Records supplied:
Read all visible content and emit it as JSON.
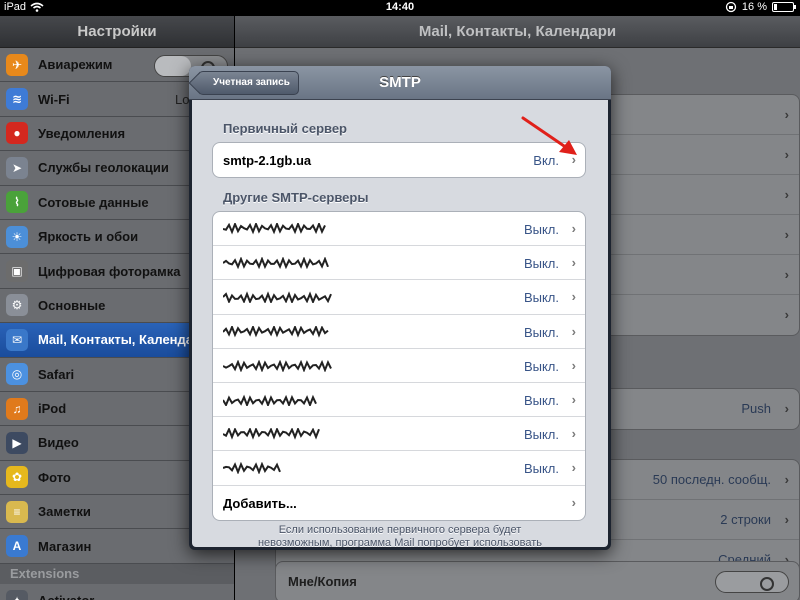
{
  "status_bar": {
    "carrier": "iPad",
    "time": "14:40",
    "battery_text": "16 %",
    "battery_level": 0.16
  },
  "sidebar": {
    "title": "Настройки",
    "items": [
      {
        "label": "Авиарежим",
        "icon": "airplane-icon",
        "color": "#e8891b",
        "control": "switch"
      },
      {
        "label": "Wi-Fi",
        "icon": "wifi-icon",
        "color": "#3e7bd6",
        "value": "Lo"
      },
      {
        "label": "Уведомления",
        "icon": "notifications-icon",
        "color": "#d4281f"
      },
      {
        "label": "Службы геолокации",
        "icon": "location-icon",
        "color": "#7b8390"
      },
      {
        "label": "Сотовые данные",
        "icon": "cellular-icon",
        "color": "#4aa23a"
      },
      {
        "label": "Яркость и обои",
        "icon": "brightness-icon",
        "color": "#4c8fd8"
      },
      {
        "label": "Цифровая фоторамка",
        "icon": "photo-frame-icon",
        "color": "#6c6c6c"
      },
      {
        "label": "Основные",
        "icon": "gear-icon",
        "color": "#8a8f98"
      },
      {
        "label": "Mail, Контакты, Календари",
        "icon": "mail-icon",
        "color": "#3a78c9",
        "selected": true
      },
      {
        "label": "Safari",
        "icon": "safari-icon",
        "color": "#4c91e0"
      },
      {
        "label": "iPod",
        "icon": "ipod-icon",
        "color": "#e07a1c"
      },
      {
        "label": "Видео",
        "icon": "video-icon",
        "color": "#3d4a61"
      },
      {
        "label": "Фото",
        "icon": "photos-icon",
        "color": "#e6b81d"
      },
      {
        "label": "Заметки",
        "icon": "notes-icon",
        "color": "#d9b94f"
      },
      {
        "label": "Магазин",
        "icon": "store-icon",
        "color": "#3a7ad1"
      }
    ],
    "section_label": "Extensions",
    "extension_items": [
      {
        "label": "Activator",
        "icon": "activator-icon",
        "color": "#555a63"
      }
    ]
  },
  "right_pane": {
    "title": "Mail, Контакты, Календари",
    "group1_rows": 6,
    "push_row": {
      "value": "Push"
    },
    "rows2": [
      {
        "value": "50 последн. сообщ."
      },
      {
        "value": "2 строки"
      },
      {
        "value": "Средний"
      }
    ],
    "copy_row": {
      "label": "Мне/Копия"
    }
  },
  "popover": {
    "title": "SMTP",
    "back_label": "Учетная запись",
    "primary_section": "Первичный сервер",
    "primary_server": {
      "name": "smtp-2.1gb.ua",
      "status": "Вкл."
    },
    "other_section": "Другие SMTP-серверы",
    "other_servers": [
      {
        "status": "Выкл."
      },
      {
        "status": "Выкл."
      },
      {
        "status": "Выкл."
      },
      {
        "status": "Выкл."
      },
      {
        "status": "Выкл."
      },
      {
        "status": "Выкл."
      },
      {
        "status": "Выкл."
      },
      {
        "status": "Выкл."
      }
    ],
    "add_label": "Добавить...",
    "footer_line1": "Если использование первичного сервера будет",
    "footer_line2": "невозможным, программа Mail попробует использовать"
  },
  "colors": {
    "accent_blue": "#2a63b8",
    "value_blue": "#385487",
    "annotation_arrow": "#e0201a"
  }
}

Problem statement: Print the records above exactly as they stand, but leave out the pictures.

Solved problem:
Read all visible content and emit it as JSON.
{
  "status_bar": {
    "carrier": "iPad",
    "time": "14:40",
    "battery_text": "16 %",
    "battery_level": 0.16
  },
  "sidebar": {
    "title": "Настройки",
    "items": [
      {
        "label": "Авиарежим",
        "icon": "airplane-icon",
        "color": "#e8891b",
        "control": "switch"
      },
      {
        "label": "Wi-Fi",
        "icon": "wifi-icon",
        "color": "#3e7bd6",
        "value": "Lo"
      },
      {
        "label": "Уведомления",
        "icon": "notifications-icon",
        "color": "#d4281f"
      },
      {
        "label": "Службы геолокации",
        "icon": "location-icon",
        "color": "#7b8390"
      },
      {
        "label": "Сотовые данные",
        "icon": "cellular-icon",
        "color": "#4aa23a"
      },
      {
        "label": "Яркость и обои",
        "icon": "brightness-icon",
        "color": "#4c8fd8"
      },
      {
        "label": "Цифровая фоторамка",
        "icon": "photo-frame-icon",
        "color": "#6c6c6c"
      },
      {
        "label": "Основные",
        "icon": "gear-icon",
        "color": "#8a8f98"
      },
      {
        "label": "Mail, Контакты, Календари",
        "icon": "mail-icon",
        "color": "#3a78c9",
        "selected": true
      },
      {
        "label": "Safari",
        "icon": "safari-icon",
        "color": "#4c91e0"
      },
      {
        "label": "iPod",
        "icon": "ipod-icon",
        "color": "#e07a1c"
      },
      {
        "label": "Видео",
        "icon": "video-icon",
        "color": "#3d4a61"
      },
      {
        "label": "Фото",
        "icon": "photos-icon",
        "color": "#e6b81d"
      },
      {
        "label": "Заметки",
        "icon": "notes-icon",
        "color": "#d9b94f"
      },
      {
        "label": "Магазин",
        "icon": "store-icon",
        "color": "#3a7ad1"
      }
    ],
    "section_label": "Extensions",
    "extension_items": [
      {
        "label": "Activator",
        "icon": "activator-icon",
        "color": "#555a63"
      }
    ]
  },
  "right_pane": {
    "title": "Mail, Контакты, Календари",
    "group1_rows": 6,
    "push_row": {
      "value": "Push"
    },
    "rows2": [
      {
        "value": "50 последн. сообщ."
      },
      {
        "value": "2 строки"
      },
      {
        "value": "Средний"
      }
    ],
    "copy_row": {
      "label": "Мне/Копия"
    }
  },
  "popover": {
    "title": "SMTP",
    "back_label": "Учетная запись",
    "primary_section": "Первичный сервер",
    "primary_server": {
      "name": "smtp-2.1gb.ua",
      "status": "Вкл."
    },
    "other_section": "Другие SMTP-серверы",
    "other_servers": [
      {
        "status": "Выкл."
      },
      {
        "status": "Выкл."
      },
      {
        "status": "Выкл."
      },
      {
        "status": "Выкл."
      },
      {
        "status": "Выкл."
      },
      {
        "status": "Выкл."
      },
      {
        "status": "Выкл."
      },
      {
        "status": "Выкл."
      }
    ],
    "add_label": "Добавить...",
    "footer_line1": "Если использование первичного сервера будет",
    "footer_line2": "невозможным, программа Mail попробует использовать"
  },
  "colors": {
    "accent_blue": "#2a63b8",
    "value_blue": "#385487",
    "annotation_arrow": "#e0201a"
  }
}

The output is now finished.